» **Problem to work on**: Write out the full listing exactly as given, minus the images.
+++ Task inputs +++
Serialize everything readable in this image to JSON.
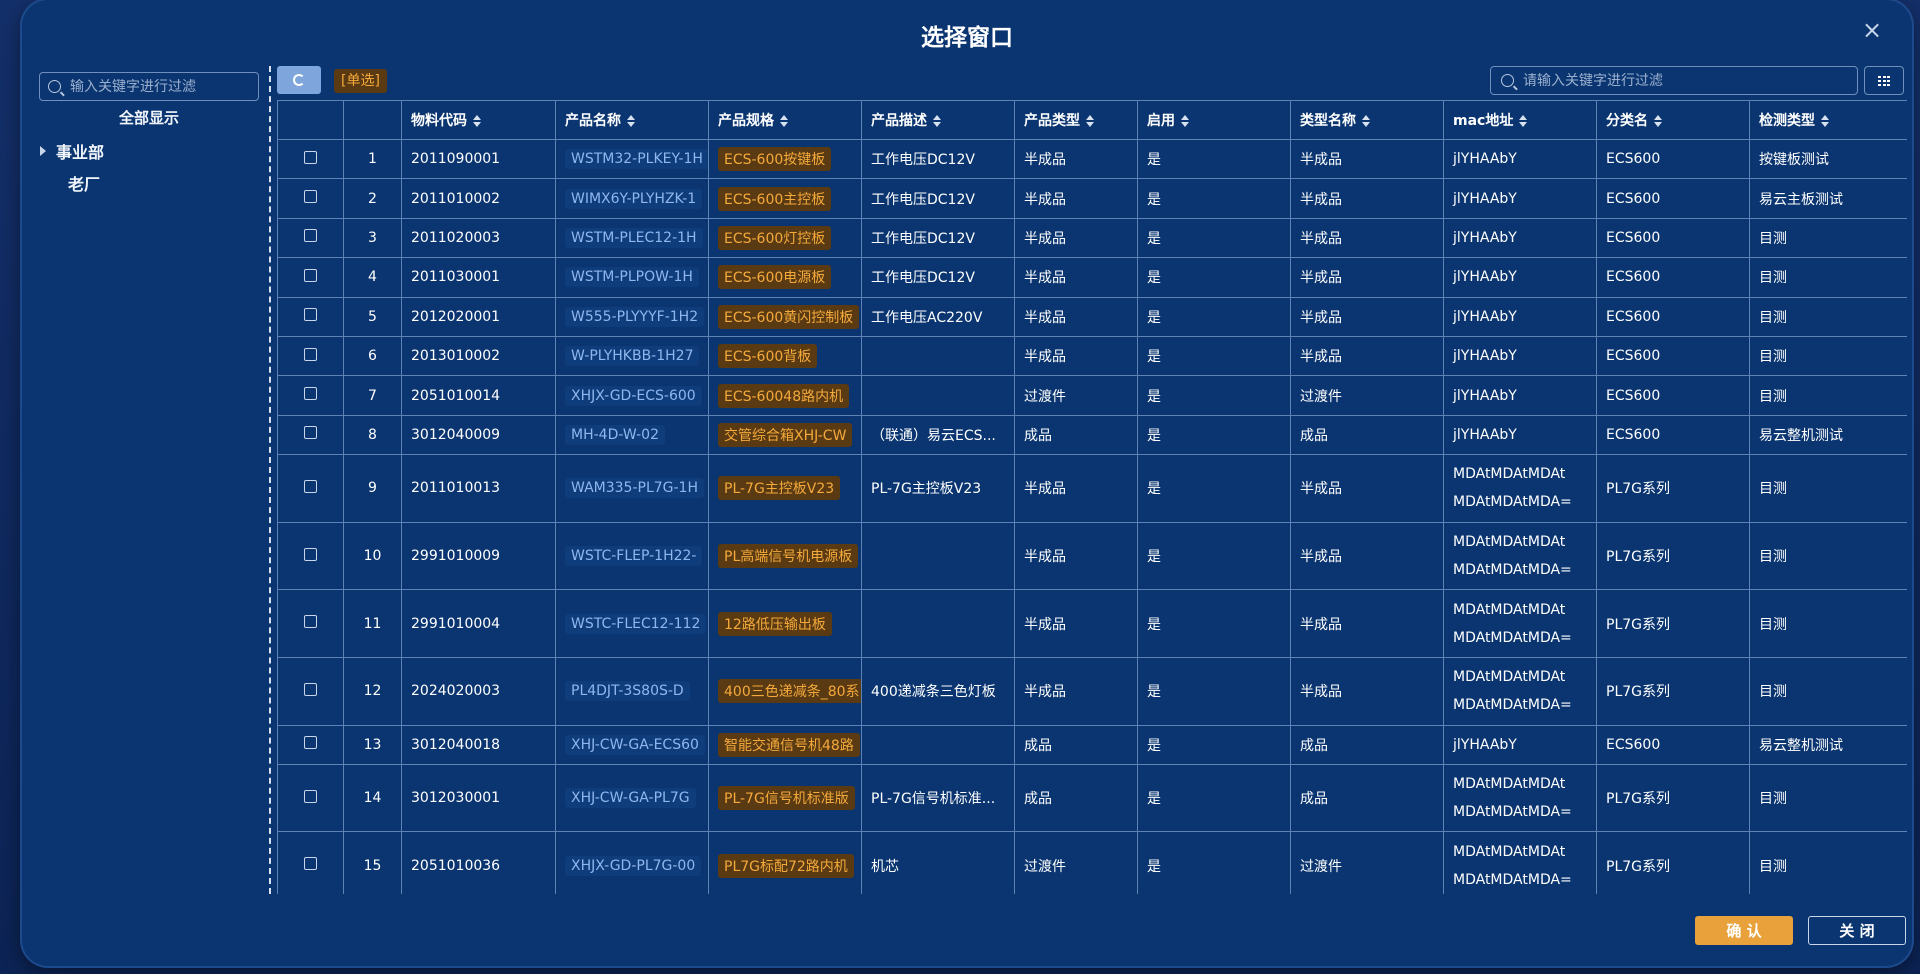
{
  "dialog": {
    "title": "选择窗口",
    "close_glyph": "×"
  },
  "tree": {
    "search_placeholder": "输入关键字进行过滤",
    "show_all": "全部显示",
    "nodes": [
      {
        "label": "事业部",
        "expandable": true
      },
      {
        "label": "老厂",
        "expandable": false
      }
    ]
  },
  "toolbar": {
    "single_select_tag": "[单选]",
    "search_placeholder": "请输入关键字进行过滤"
  },
  "table": {
    "columns": [
      "物料代码",
      "产品名称",
      "产品规格",
      "产品描述",
      "产品类型",
      "启用",
      "类型名称",
      "mac地址",
      "分类名",
      "检测类型"
    ],
    "rows": [
      {
        "idx": "1",
        "code": "2011090001",
        "name": "WSTM32-PLKEY-1H",
        "spec": "ECS-600按键板",
        "desc": "工作电压DC12V",
        "ptype": "半成品",
        "enabled": "是",
        "tname": "半成品",
        "mac": [
          "jlYHAAbY"
        ],
        "cat": "ECS600",
        "check": "按键板测试"
      },
      {
        "idx": "2",
        "code": "2011010002",
        "name": "WIMX6Y-PLYHZK-1",
        "spec": "ECS-600主控板",
        "desc": "工作电压DC12V",
        "ptype": "半成品",
        "enabled": "是",
        "tname": "半成品",
        "mac": [
          "jlYHAAbY"
        ],
        "cat": "ECS600",
        "check": "易云主板测试"
      },
      {
        "idx": "3",
        "code": "2011020003",
        "name": "WSTM-PLEC12-1H",
        "spec": "ECS-600灯控板",
        "desc": "工作电压DC12V",
        "ptype": "半成品",
        "enabled": "是",
        "tname": "半成品",
        "mac": [
          "jlYHAAbY"
        ],
        "cat": "ECS600",
        "check": "目测"
      },
      {
        "idx": "4",
        "code": "2011030001",
        "name": "WSTM-PLPOW-1H",
        "spec": "ECS-600电源板",
        "desc": "工作电压DC12V",
        "ptype": "半成品",
        "enabled": "是",
        "tname": "半成品",
        "mac": [
          "jlYHAAbY"
        ],
        "cat": "ECS600",
        "check": "目测"
      },
      {
        "idx": "5",
        "code": "2012020001",
        "name": "W555-PLYYYF-1H2",
        "spec": "ECS-600黄闪控制板",
        "desc": "工作电压AC220V",
        "ptype": "半成品",
        "enabled": "是",
        "tname": "半成品",
        "mac": [
          "jlYHAAbY"
        ],
        "cat": "ECS600",
        "check": "目测"
      },
      {
        "idx": "6",
        "code": "2013010002",
        "name": "W-PLYHKBB-1H27",
        "spec": "ECS-600背板",
        "desc": "",
        "ptype": "半成品",
        "enabled": "是",
        "tname": "半成品",
        "mac": [
          "jlYHAAbY"
        ],
        "cat": "ECS600",
        "check": "目测"
      },
      {
        "idx": "7",
        "code": "2051010014",
        "name": "XHJX-GD-ECS-600",
        "spec": "ECS-60048路内机",
        "desc": "",
        "ptype": "过渡件",
        "enabled": "是",
        "tname": "过渡件",
        "mac": [
          "jlYHAAbY"
        ],
        "cat": "ECS600",
        "check": "目测"
      },
      {
        "idx": "8",
        "code": "3012040009",
        "name": "MH-4D-W-02",
        "spec": "交管综合箱XHJ-CW",
        "desc": "（联通）易云ECS...",
        "ptype": "成品",
        "enabled": "是",
        "tname": "成品",
        "mac": [
          "jlYHAAbY"
        ],
        "cat": "ECS600",
        "check": "易云整机测试"
      },
      {
        "idx": "9",
        "code": "2011010013",
        "name": "WAM335-PL7G-1H",
        "spec": "PL-7G主控板V23",
        "desc": "PL-7G主控板V23",
        "ptype": "半成品",
        "enabled": "是",
        "tname": "半成品",
        "mac": [
          "MDAtMDAtMDAt",
          "MDAtMDAtMDA="
        ],
        "cat": "PL7G系列",
        "check": "目测"
      },
      {
        "idx": "10",
        "code": "2991010009",
        "name": "WSTC-FLEP-1H22-",
        "spec": "PL高端信号机电源板",
        "desc": "",
        "ptype": "半成品",
        "enabled": "是",
        "tname": "半成品",
        "mac": [
          "MDAtMDAtMDAt",
          "MDAtMDAtMDA="
        ],
        "cat": "PL7G系列",
        "check": "目测"
      },
      {
        "idx": "11",
        "code": "2991010004",
        "name": "WSTC-FLEC12-112",
        "spec": "12路低压输出板",
        "desc": "",
        "ptype": "半成品",
        "enabled": "是",
        "tname": "半成品",
        "mac": [
          "MDAtMDAtMDAt",
          "MDAtMDAtMDA="
        ],
        "cat": "PL7G系列",
        "check": "目测"
      },
      {
        "idx": "12",
        "code": "2024020003",
        "name": "PL4DJT-3S80S-D",
        "spec": "400三色递减条_80系",
        "desc": "400递减条三色灯板",
        "ptype": "半成品",
        "enabled": "是",
        "tname": "半成品",
        "mac": [
          "MDAtMDAtMDAt",
          "MDAtMDAtMDA="
        ],
        "cat": "PL7G系列",
        "check": "目测"
      },
      {
        "idx": "13",
        "code": "3012040018",
        "name": "XHJ-CW-GA-ECS60",
        "spec": "智能交通信号机48路",
        "desc": "",
        "ptype": "成品",
        "enabled": "是",
        "tname": "成品",
        "mac": [
          "jlYHAAbY"
        ],
        "cat": "ECS600",
        "check": "易云整机测试"
      },
      {
        "idx": "14",
        "code": "3012030001",
        "name": "XHJ-CW-GA-PL7G",
        "spec": "PL-7G信号机标准版",
        "desc": "PL-7G信号机标准...",
        "ptype": "成品",
        "enabled": "是",
        "tname": "成品",
        "mac": [
          "MDAtMDAtMDAt",
          "MDAtMDAtMDA="
        ],
        "cat": "PL7G系列",
        "check": "目测"
      },
      {
        "idx": "15",
        "code": "2051010036",
        "name": "XHJX-GD-PL7G-00",
        "spec": "PL7G标配72路内机",
        "desc": "机芯",
        "ptype": "过渡件",
        "enabled": "是",
        "tname": "过渡件",
        "mac": [
          "MDAtMDAtMDAt",
          "MDAtMDAtMDA="
        ],
        "cat": "PL7G系列",
        "check": "目测"
      }
    ]
  },
  "footer": {
    "confirm_label": "确 认",
    "close_label": "关 闭"
  },
  "icons": {
    "search": "search-icon",
    "refresh": "refresh-icon",
    "grid": "grid-icon",
    "caret": "caret-right-icon",
    "sort": "sort-icon"
  },
  "colors": {
    "modal_bg": "#0a3570",
    "accent_orange": "#e9a23b",
    "spec_text": "#f4a93b",
    "name_text": "#8fb7ef"
  }
}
+++
» **Solved exercise**:
Serialize everything readable in this image to JSON.
{
  "dialog": {
    "title": "选择窗口",
    "close_glyph": "×"
  },
  "tree": {
    "search_placeholder": "输入关键字进行过滤",
    "show_all": "全部显示",
    "nodes": [
      {
        "label": "事业部",
        "expandable": true
      },
      {
        "label": "老厂",
        "expandable": false
      }
    ]
  },
  "toolbar": {
    "single_select_tag": "[单选]",
    "search_placeholder": "请输入关键字进行过滤"
  },
  "table": {
    "columns": [
      "物料代码",
      "产品名称",
      "产品规格",
      "产品描述",
      "产品类型",
      "启用",
      "类型名称",
      "mac地址",
      "分类名",
      "检测类型"
    ],
    "rows": [
      {
        "idx": "1",
        "code": "2011090001",
        "name": "WSTM32-PLKEY-1H",
        "spec": "ECS-600按键板",
        "desc": "工作电压DC12V",
        "ptype": "半成品",
        "enabled": "是",
        "tname": "半成品",
        "mac": [
          "jlYHAAbY"
        ],
        "cat": "ECS600",
        "check": "按键板测试"
      },
      {
        "idx": "2",
        "code": "2011010002",
        "name": "WIMX6Y-PLYHZK-1",
        "spec": "ECS-600主控板",
        "desc": "工作电压DC12V",
        "ptype": "半成品",
        "enabled": "是",
        "tname": "半成品",
        "mac": [
          "jlYHAAbY"
        ],
        "cat": "ECS600",
        "check": "易云主板测试"
      },
      {
        "idx": "3",
        "code": "2011020003",
        "name": "WSTM-PLEC12-1H",
        "spec": "ECS-600灯控板",
        "desc": "工作电压DC12V",
        "ptype": "半成品",
        "enabled": "是",
        "tname": "半成品",
        "mac": [
          "jlYHAAbY"
        ],
        "cat": "ECS600",
        "check": "目测"
      },
      {
        "idx": "4",
        "code": "2011030001",
        "name": "WSTM-PLPOW-1H",
        "spec": "ECS-600电源板",
        "desc": "工作电压DC12V",
        "ptype": "半成品",
        "enabled": "是",
        "tname": "半成品",
        "mac": [
          "jlYHAAbY"
        ],
        "cat": "ECS600",
        "check": "目测"
      },
      {
        "idx": "5",
        "code": "2012020001",
        "name": "W555-PLYYYF-1H2",
        "spec": "ECS-600黄闪控制板",
        "desc": "工作电压AC220V",
        "ptype": "半成品",
        "enabled": "是",
        "tname": "半成品",
        "mac": [
          "jlYHAAbY"
        ],
        "cat": "ECS600",
        "check": "目测"
      },
      {
        "idx": "6",
        "code": "2013010002",
        "name": "W-PLYHKBB-1H27",
        "spec": "ECS-600背板",
        "desc": "",
        "ptype": "半成品",
        "enabled": "是",
        "tname": "半成品",
        "mac": [
          "jlYHAAbY"
        ],
        "cat": "ECS600",
        "check": "目测"
      },
      {
        "idx": "7",
        "code": "2051010014",
        "name": "XHJX-GD-ECS-600",
        "spec": "ECS-60048路内机",
        "desc": "",
        "ptype": "过渡件",
        "enabled": "是",
        "tname": "过渡件",
        "mac": [
          "jlYHAAbY"
        ],
        "cat": "ECS600",
        "check": "目测"
      },
      {
        "idx": "8",
        "code": "3012040009",
        "name": "MH-4D-W-02",
        "spec": "交管综合箱XHJ-CW",
        "desc": "（联通）易云ECS...",
        "ptype": "成品",
        "enabled": "是",
        "tname": "成品",
        "mac": [
          "jlYHAAbY"
        ],
        "cat": "ECS600",
        "check": "易云整机测试"
      },
      {
        "idx": "9",
        "code": "2011010013",
        "name": "WAM335-PL7G-1H",
        "spec": "PL-7G主控板V23",
        "desc": "PL-7G主控板V23",
        "ptype": "半成品",
        "enabled": "是",
        "tname": "半成品",
        "mac": [
          "MDAtMDAtMDAt",
          "MDAtMDAtMDA="
        ],
        "cat": "PL7G系列",
        "check": "目测"
      },
      {
        "idx": "10",
        "code": "2991010009",
        "name": "WSTC-FLEP-1H22-",
        "spec": "PL高端信号机电源板",
        "desc": "",
        "ptype": "半成品",
        "enabled": "是",
        "tname": "半成品",
        "mac": [
          "MDAtMDAtMDAt",
          "MDAtMDAtMDA="
        ],
        "cat": "PL7G系列",
        "check": "目测"
      },
      {
        "idx": "11",
        "code": "2991010004",
        "name": "WSTC-FLEC12-112",
        "spec": "12路低压输出板",
        "desc": "",
        "ptype": "半成品",
        "enabled": "是",
        "tname": "半成品",
        "mac": [
          "MDAtMDAtMDAt",
          "MDAtMDAtMDA="
        ],
        "cat": "PL7G系列",
        "check": "目测"
      },
      {
        "idx": "12",
        "code": "2024020003",
        "name": "PL4DJT-3S80S-D",
        "spec": "400三色递减条_80系",
        "desc": "400递减条三色灯板",
        "ptype": "半成品",
        "enabled": "是",
        "tname": "半成品",
        "mac": [
          "MDAtMDAtMDAt",
          "MDAtMDAtMDA="
        ],
        "cat": "PL7G系列",
        "check": "目测"
      },
      {
        "idx": "13",
        "code": "3012040018",
        "name": "XHJ-CW-GA-ECS60",
        "spec": "智能交通信号机48路",
        "desc": "",
        "ptype": "成品",
        "enabled": "是",
        "tname": "成品",
        "mac": [
          "jlYHAAbY"
        ],
        "cat": "ECS600",
        "check": "易云整机测试"
      },
      {
        "idx": "14",
        "code": "3012030001",
        "name": "XHJ-CW-GA-PL7G",
        "spec": "PL-7G信号机标准版",
        "desc": "PL-7G信号机标准...",
        "ptype": "成品",
        "enabled": "是",
        "tname": "成品",
        "mac": [
          "MDAtMDAtMDAt",
          "MDAtMDAtMDA="
        ],
        "cat": "PL7G系列",
        "check": "目测"
      },
      {
        "idx": "15",
        "code": "2051010036",
        "name": "XHJX-GD-PL7G-00",
        "spec": "PL7G标配72路内机",
        "desc": "机芯",
        "ptype": "过渡件",
        "enabled": "是",
        "tname": "过渡件",
        "mac": [
          "MDAtMDAtMDAt",
          "MDAtMDAtMDA="
        ],
        "cat": "PL7G系列",
        "check": "目测"
      }
    ]
  },
  "footer": {
    "confirm_label": "确 认",
    "close_label": "关 闭"
  },
  "icons": {
    "search": "search-icon",
    "refresh": "refresh-icon",
    "grid": "grid-icon",
    "caret": "caret-right-icon",
    "sort": "sort-icon"
  },
  "colors": {
    "modal_bg": "#0a3570",
    "accent_orange": "#e9a23b",
    "spec_text": "#f4a93b",
    "name_text": "#8fb7ef"
  }
}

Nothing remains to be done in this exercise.